## YOUR GOAL
Give the number of lines in the listing below that include the word "color", with nothing more.

-- START RECORDED INFORMATION --

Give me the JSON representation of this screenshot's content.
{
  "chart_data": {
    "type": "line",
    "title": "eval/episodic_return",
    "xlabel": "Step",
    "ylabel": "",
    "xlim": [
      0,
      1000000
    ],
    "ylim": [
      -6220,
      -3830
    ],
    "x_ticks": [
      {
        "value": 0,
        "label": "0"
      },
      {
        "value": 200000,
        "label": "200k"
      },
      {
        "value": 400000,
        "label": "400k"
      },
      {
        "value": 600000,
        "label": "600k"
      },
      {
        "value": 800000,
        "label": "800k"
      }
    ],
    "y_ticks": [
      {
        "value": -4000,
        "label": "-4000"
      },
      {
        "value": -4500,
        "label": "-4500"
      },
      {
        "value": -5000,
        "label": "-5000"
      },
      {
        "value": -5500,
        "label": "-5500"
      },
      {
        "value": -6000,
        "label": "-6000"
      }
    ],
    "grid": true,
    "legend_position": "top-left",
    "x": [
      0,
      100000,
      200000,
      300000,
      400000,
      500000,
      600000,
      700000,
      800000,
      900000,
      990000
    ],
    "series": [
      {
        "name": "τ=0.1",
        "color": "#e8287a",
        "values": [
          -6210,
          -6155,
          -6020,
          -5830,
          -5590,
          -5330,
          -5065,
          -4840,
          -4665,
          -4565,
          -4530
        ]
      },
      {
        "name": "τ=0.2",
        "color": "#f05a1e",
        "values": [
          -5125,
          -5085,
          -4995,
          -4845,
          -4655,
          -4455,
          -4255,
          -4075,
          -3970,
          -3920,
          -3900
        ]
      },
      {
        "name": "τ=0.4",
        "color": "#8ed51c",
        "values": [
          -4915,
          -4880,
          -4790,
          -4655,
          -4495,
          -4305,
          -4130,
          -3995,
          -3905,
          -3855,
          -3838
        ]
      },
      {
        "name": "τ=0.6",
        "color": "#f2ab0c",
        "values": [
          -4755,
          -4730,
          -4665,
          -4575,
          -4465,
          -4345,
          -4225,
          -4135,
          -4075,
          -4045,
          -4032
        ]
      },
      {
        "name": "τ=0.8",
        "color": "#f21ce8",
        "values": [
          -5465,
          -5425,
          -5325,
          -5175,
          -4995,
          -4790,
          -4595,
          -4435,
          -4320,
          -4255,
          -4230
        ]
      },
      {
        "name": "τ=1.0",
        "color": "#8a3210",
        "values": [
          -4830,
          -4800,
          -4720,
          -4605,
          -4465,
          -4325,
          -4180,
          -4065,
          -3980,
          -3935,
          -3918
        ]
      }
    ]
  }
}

-- END RECORDED INFORMATION --

## TASK SOLUTION
6